#### Record list

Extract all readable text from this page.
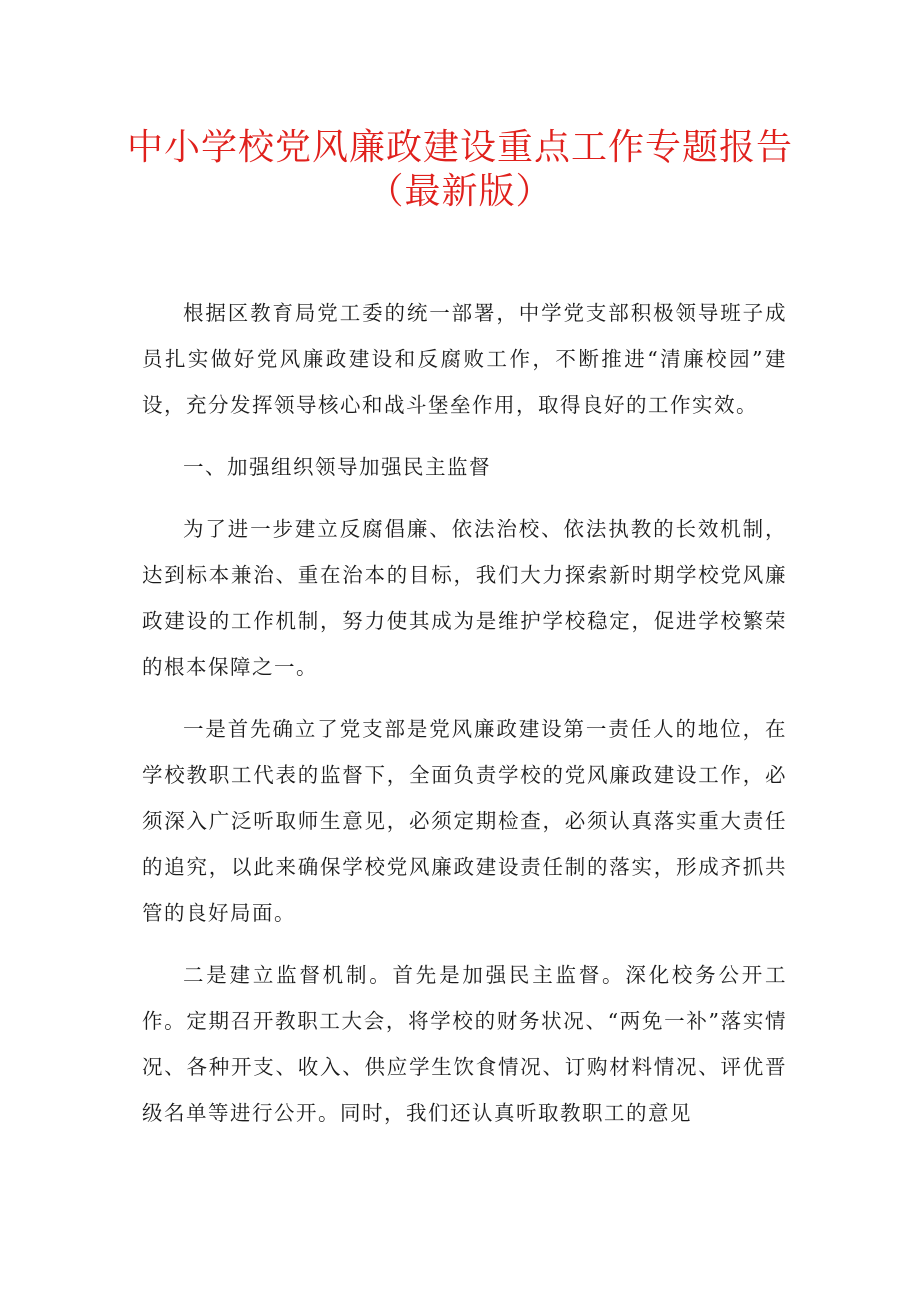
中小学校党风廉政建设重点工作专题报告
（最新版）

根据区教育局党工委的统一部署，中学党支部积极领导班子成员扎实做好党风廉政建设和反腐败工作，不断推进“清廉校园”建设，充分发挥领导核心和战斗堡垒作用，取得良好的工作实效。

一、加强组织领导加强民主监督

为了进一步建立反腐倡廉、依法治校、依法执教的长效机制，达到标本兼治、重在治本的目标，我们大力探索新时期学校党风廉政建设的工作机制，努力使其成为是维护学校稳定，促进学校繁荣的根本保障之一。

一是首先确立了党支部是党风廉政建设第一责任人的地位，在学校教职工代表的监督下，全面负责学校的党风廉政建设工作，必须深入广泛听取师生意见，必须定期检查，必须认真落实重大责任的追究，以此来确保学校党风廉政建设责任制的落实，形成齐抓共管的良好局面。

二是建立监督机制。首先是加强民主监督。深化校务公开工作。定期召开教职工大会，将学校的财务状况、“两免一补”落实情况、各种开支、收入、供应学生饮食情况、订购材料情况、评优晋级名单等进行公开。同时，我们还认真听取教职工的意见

########
#### Record list

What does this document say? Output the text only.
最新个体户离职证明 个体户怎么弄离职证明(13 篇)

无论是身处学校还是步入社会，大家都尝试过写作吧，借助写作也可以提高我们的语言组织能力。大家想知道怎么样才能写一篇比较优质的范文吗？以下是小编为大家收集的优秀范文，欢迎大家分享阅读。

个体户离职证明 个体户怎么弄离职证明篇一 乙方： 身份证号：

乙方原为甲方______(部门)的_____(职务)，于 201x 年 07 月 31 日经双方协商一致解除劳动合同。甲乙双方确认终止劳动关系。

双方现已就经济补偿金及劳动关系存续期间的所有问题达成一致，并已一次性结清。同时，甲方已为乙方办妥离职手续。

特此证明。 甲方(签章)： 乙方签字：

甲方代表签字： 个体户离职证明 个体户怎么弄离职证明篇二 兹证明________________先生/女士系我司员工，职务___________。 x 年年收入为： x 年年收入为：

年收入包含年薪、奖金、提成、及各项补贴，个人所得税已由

########

▶ What the task requires:
Pick out the lines containing the string "text" and show them.

▶ Result of the exercise:
Extract all readable text from this page.
What does this document say? Output the text only.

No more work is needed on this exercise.